# GIVEN TASK:
Wherever a line in the data below holds "color", copy that line.

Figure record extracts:
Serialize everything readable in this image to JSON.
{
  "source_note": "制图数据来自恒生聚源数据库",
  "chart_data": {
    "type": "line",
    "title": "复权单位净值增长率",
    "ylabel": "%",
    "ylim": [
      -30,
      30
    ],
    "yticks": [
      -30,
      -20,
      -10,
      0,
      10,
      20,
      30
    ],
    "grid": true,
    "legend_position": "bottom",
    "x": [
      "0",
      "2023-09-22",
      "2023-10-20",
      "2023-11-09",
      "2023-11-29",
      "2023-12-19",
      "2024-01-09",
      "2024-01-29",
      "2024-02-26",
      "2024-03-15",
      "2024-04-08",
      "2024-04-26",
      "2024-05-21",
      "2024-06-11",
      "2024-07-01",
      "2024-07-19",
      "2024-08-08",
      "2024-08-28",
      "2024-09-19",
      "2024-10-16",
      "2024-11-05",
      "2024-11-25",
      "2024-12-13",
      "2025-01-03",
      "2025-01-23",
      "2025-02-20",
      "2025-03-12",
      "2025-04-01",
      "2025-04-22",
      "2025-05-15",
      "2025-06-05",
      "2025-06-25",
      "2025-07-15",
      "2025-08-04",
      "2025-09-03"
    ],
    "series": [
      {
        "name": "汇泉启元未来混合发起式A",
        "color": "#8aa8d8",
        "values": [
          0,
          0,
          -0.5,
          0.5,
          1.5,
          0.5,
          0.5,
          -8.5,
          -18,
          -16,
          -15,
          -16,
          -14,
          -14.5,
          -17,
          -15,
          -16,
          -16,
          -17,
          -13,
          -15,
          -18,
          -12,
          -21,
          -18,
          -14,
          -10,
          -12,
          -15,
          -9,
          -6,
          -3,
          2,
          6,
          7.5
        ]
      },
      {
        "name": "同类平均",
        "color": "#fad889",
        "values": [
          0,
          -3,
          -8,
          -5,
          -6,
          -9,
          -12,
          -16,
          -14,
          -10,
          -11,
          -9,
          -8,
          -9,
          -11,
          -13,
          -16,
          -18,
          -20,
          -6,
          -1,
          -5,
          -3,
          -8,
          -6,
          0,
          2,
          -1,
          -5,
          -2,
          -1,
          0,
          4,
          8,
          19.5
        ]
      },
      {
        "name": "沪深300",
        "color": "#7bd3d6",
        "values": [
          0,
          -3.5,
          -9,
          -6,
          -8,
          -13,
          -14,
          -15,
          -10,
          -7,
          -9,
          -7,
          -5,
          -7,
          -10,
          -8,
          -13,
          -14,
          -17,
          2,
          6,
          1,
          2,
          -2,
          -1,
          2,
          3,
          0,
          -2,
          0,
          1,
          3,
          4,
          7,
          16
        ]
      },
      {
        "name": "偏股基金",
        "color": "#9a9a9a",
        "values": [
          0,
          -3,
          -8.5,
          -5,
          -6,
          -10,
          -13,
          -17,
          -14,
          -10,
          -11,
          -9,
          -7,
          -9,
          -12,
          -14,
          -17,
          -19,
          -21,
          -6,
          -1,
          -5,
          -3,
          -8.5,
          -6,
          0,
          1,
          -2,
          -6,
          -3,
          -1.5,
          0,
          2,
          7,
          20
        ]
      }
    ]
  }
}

# ANSWER BELOW:
        "color": "#8aa8d8",
        "color": "#fad889",
        "color": "#7bd3d6",
        "color": "#9a9a9a",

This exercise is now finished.